*What to work on:* Which lines below hold the word "PCPLS"? Report each one.

..........

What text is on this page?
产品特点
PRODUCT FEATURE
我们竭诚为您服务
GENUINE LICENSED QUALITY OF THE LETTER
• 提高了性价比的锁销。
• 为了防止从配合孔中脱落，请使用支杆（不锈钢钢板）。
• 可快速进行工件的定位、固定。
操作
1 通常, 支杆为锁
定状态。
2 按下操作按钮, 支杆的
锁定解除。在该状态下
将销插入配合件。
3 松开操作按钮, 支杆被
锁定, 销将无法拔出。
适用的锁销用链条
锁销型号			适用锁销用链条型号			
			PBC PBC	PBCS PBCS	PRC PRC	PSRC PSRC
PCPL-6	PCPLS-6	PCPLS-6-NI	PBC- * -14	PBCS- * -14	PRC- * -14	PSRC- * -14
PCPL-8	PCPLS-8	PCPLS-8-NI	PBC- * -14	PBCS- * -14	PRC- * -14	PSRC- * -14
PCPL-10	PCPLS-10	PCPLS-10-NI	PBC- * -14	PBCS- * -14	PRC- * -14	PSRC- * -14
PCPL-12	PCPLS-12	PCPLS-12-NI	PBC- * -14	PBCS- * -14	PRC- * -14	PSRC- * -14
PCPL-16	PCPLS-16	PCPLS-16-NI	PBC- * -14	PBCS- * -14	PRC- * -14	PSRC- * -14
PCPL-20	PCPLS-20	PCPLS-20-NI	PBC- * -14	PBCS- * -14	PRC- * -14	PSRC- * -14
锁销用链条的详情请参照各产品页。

..........

*Answer for the task:*
PCPL-6	PCPLS-6	PCPLS-6-NI	PBC- * -14	PBCS- * -14	PRC- * -14	PSRC- * -14
PCPL-8	PCPLS-8	PCPLS-8-NI	PBC- * -14	PBCS- * -14	PRC- * -14	PSRC- * -14
PCPL-10	PCPLS-10	PCPLS-10-NI	PBC- * -14	PBCS- * -14	PRC- * -14	PSRC- * -14
PCPL-12	PCPLS-12	PCPLS-12-NI	PBC- * -14	PBCS- * -14	PRC- * -14	PSRC- * -14
PCPL-16	PCPLS-16	PCPLS-16-NI	PBC- * -14	PBCS- * -14	PRC- * -14	PSRC- * -14
PCPL-20	PCPLS-20	PCPLS-20-NI	PBC- * -14	PBCS- * -14	PRC- * -14	PSRC- * -14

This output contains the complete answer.